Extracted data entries
──────
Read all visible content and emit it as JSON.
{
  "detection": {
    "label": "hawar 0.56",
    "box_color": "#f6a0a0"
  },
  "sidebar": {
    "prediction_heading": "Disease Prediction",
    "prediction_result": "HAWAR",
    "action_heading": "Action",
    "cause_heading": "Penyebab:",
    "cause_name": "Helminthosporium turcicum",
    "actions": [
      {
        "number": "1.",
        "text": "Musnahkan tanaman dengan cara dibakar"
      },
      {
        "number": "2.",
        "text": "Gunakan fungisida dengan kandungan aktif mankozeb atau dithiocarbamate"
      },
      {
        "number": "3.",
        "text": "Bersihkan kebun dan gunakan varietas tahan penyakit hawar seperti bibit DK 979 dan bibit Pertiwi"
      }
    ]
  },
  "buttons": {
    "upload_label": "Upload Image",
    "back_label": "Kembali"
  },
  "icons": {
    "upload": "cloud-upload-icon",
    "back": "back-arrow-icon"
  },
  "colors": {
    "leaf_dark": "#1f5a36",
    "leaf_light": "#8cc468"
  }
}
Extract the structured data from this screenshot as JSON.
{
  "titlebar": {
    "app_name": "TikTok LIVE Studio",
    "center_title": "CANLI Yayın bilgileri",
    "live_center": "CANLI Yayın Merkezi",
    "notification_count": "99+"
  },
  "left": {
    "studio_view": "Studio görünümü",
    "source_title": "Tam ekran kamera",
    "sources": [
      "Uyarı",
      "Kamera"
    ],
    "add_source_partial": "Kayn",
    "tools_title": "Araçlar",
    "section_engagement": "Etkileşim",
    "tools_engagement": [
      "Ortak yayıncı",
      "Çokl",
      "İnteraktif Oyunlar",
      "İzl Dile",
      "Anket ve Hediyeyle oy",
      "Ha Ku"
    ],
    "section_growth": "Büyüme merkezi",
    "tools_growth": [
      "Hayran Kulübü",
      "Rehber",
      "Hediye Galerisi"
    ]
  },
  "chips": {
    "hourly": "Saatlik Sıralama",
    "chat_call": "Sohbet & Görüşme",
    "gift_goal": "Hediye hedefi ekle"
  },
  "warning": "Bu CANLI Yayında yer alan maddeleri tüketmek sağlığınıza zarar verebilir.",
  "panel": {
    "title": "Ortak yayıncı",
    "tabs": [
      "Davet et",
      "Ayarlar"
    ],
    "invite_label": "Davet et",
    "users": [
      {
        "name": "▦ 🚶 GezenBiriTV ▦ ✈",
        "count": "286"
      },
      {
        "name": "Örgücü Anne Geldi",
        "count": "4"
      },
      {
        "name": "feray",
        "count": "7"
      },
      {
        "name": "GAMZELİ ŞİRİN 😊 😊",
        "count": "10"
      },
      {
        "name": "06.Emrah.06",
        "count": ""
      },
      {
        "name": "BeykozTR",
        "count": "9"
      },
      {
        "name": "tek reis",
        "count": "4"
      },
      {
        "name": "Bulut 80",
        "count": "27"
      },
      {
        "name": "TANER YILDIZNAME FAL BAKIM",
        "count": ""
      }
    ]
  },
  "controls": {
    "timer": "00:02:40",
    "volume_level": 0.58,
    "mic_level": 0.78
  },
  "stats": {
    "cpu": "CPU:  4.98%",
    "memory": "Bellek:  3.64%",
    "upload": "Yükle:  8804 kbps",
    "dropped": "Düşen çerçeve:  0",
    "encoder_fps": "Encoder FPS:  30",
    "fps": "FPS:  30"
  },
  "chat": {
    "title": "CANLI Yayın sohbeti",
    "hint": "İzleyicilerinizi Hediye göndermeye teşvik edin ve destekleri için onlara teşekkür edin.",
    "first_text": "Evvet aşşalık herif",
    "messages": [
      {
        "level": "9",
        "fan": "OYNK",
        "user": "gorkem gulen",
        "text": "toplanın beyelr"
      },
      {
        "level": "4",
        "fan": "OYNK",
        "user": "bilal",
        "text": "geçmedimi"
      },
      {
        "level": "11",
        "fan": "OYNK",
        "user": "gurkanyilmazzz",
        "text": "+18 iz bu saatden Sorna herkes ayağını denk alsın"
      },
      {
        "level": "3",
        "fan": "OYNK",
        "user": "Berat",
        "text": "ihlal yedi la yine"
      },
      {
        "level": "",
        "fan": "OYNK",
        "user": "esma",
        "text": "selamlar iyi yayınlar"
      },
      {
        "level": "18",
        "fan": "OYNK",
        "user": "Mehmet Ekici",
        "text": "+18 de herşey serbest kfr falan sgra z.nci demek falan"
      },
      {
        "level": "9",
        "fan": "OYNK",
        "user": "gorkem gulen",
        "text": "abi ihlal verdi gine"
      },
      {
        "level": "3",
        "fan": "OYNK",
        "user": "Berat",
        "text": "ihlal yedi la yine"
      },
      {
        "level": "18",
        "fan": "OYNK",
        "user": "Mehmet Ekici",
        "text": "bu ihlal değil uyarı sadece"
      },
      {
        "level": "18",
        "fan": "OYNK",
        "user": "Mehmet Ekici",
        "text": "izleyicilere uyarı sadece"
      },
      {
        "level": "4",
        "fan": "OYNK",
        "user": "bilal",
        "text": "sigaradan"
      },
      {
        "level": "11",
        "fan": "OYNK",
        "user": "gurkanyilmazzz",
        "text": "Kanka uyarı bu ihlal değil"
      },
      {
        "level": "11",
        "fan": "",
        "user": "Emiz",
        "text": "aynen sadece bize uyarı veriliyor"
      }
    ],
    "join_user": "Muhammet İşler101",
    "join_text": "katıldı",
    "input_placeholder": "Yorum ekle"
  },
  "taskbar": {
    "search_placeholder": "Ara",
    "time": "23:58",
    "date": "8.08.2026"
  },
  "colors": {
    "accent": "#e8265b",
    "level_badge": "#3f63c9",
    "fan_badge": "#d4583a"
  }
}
──────
▶ **DIRECTIONS**
Go through the listing above and restate it word for word.

▶ **ANSWER IN FULL**
Read all visible content and emit it as JSON.
{
  "detection": {
    "label": "hawar 0.56",
    "box_color": "#f6a0a0"
  },
  "sidebar": {
    "prediction_heading": "Disease Prediction",
    "prediction_result": "HAWAR",
    "action_heading": "Action",
    "cause_heading": "Penyebab:",
    "cause_name": "Helminthosporium turcicum",
    "actions": [
      {
        "number": "1.",
        "text": "Musnahkan tanaman dengan cara dibakar"
      },
      {
        "number": "2.",
        "text": "Gunakan fungisida dengan kandungan aktif mankozeb atau dithiocarbamate"
      },
      {
        "number": "3.",
        "text": "Bersihkan kebun dan gunakan varietas tahan penyakit hawar seperti bibit DK 979 dan bibit Pertiwi"
      }
    ]
  },
  "buttons": {
    "upload_label": "Upload Image",
    "back_label": "Kembali"
  },
  "icons": {
    "upload": "cloud-upload-icon",
    "back": "back-arrow-icon"
  },
  "colors": {
    "leaf_dark": "#1f5a36",
    "leaf_light": "#8cc468"
  }
}
Extract the structured data from this screenshot as JSON.
{
  "titlebar": {
    "app_name": "TikTok LIVE Studio",
    "center_title": "CANLI Yayın bilgileri",
    "live_center": "CANLI Yayın Merkezi",
    "notification_count": "99+"
  },
  "left": {
    "studio_view": "Studio görünümü",
    "source_title": "Tam ekran kamera",
    "sources": [
      "Uyarı",
      "Kamera"
    ],
    "add_source_partial": "Kayn",
    "tools_title": "Araçlar",
    "section_engagement": "Etkileşim",
    "tools_engagement": [
      "Ortak yayıncı",
      "Çokl",
      "İnteraktif Oyunlar",
      "İzl Dile",
      "Anket ve Hediyeyle oy",
      "Ha Ku"
    ],
    "section_growth": "Büyüme merkezi",
    "tools_growth": [
      "Hayran Kulübü",
      "Rehber",
      "Hediye Galerisi"
    ]
  },
  "chips": {
    "hourly": "Saatlik Sıralama",
    "chat_call": "Sohbet & Görüşme",
    "gift_goal": "Hediye hedefi ekle"
  },
  "warning": "Bu CANLI Yayında yer alan maddeleri tüketmek sağlığınıza zarar verebilir.",
  "panel": {
    "title": "Ortak yayıncı",
    "tabs": [
      "Davet et",
      "Ayarlar"
    ],
    "invite_label": "Davet et",
    "users": [
      {
        "name": "▦ 🚶 GezenBiriTV ▦ ✈",
        "count": "286"
      },
      {
        "name": "Örgücü Anne Geldi",
        "count": "4"
      },
      {
        "name": "feray",
        "count": "7"
      },
      {
        "name": "GAMZELİ ŞİRİN 😊 😊",
        "count": "10"
      },
      {
        "name": "06.Emrah.06",
        "count": ""
      },
      {
        "name": "BeykozTR",
        "count": "9"
      },
      {
        "name": "tek reis",
        "count": "4"
      },
      {
        "name": "Bulut 80",
        "count": "27"
      },
      {
        "name": "TANER YILDIZNAME FAL BAKIM",
        "count": ""
      }
    ]
  },
  "controls": {
    "timer": "00:02:40",
    "volume_level": 0.58,
    "mic_level": 0.78
  },
  "stats": {
    "cpu": "CPU:  4.98%",
    "memory": "Bellek:  3.64%",
    "upload": "Yükle:  8804 kbps",
    "dropped": "Düşen çerçeve:  0",
    "encoder_fps": "Encoder FPS:  30",
    "fps": "FPS:  30"
  },
  "chat": {
    "title": "CANLI Yayın sohbeti",
    "hint": "İzleyicilerinizi Hediye göndermeye teşvik edin ve destekleri için onlara teşekkür edin.",
    "first_text": "Evvet aşşalık herif",
    "messages": [
      {
        "level": "9",
        "fan": "OYNK",
        "user": "gorkem gulen",
        "text": "toplanın beyelr"
      },
      {
        "level": "4",
        "fan": "OYNK",
        "user": "bilal",
        "text": "geçmedimi"
      },
      {
        "level": "11",
        "fan": "OYNK",
        "user": "gurkanyilmazzz",
        "text": "+18 iz bu saatden Sorna herkes ayağını denk alsın"
      },
      {
        "level": "3",
        "fan": "OYNK",
        "user": "Berat",
        "text": "ihlal yedi la yine"
      },
      {
        "level": "",
        "fan": "OYNK",
        "user": "esma",
        "text": "selamlar iyi yayınlar"
      },
      {
        "level": "18",
        "fan": "OYNK",
        "user": "Mehmet Ekici",
        "text": "+18 de herşey serbest kfr falan sgra z.nci demek falan"
      },
      {
        "level": "9",
        "fan": "OYNK",
        "user": "gorkem gulen",
        "text": "abi ihlal verdi gine"
      },
      {
        "level": "3",
        "fan": "OYNK",
        "user": "Berat",
        "text": "ihlal yedi la yine"
      },
      {
        "level": "18",
        "fan": "OYNK",
        "user": "Mehmet Ekici",
        "text": "bu ihlal değil uyarı sadece"
      },
      {
        "level": "18",
        "fan": "OYNK",
        "user": "Mehmet Ekici",
        "text": "izleyicilere uyarı sadece"
      },
      {
        "level": "4",
        "fan": "OYNK",
        "user": "bilal",
        "text": "sigaradan"
      },
      {
        "level": "11",
        "fan": "OYNK",
        "user": "gurkanyilmazzz",
        "text": "Kanka uyarı bu ihlal değil"
      },
      {
        "level": "11",
        "fan": "",
        "user": "Emiz",
        "text": "aynen sadece bize uyarı veriliyor"
      }
    ],
    "join_user": "Muhammet İşler101",
    "join_text": "katıldı",
    "input_placeholder": "Yorum ekle"
  },
  "taskbar": {
    "search_placeholder": "Ara",
    "time": "23:58",
    "date": "8.08.2026"
  },
  "colors": {
    "accent": "#e8265b",
    "level_badge": "#3f63c9",
    "fan_badge": "#d4583a"
  }
}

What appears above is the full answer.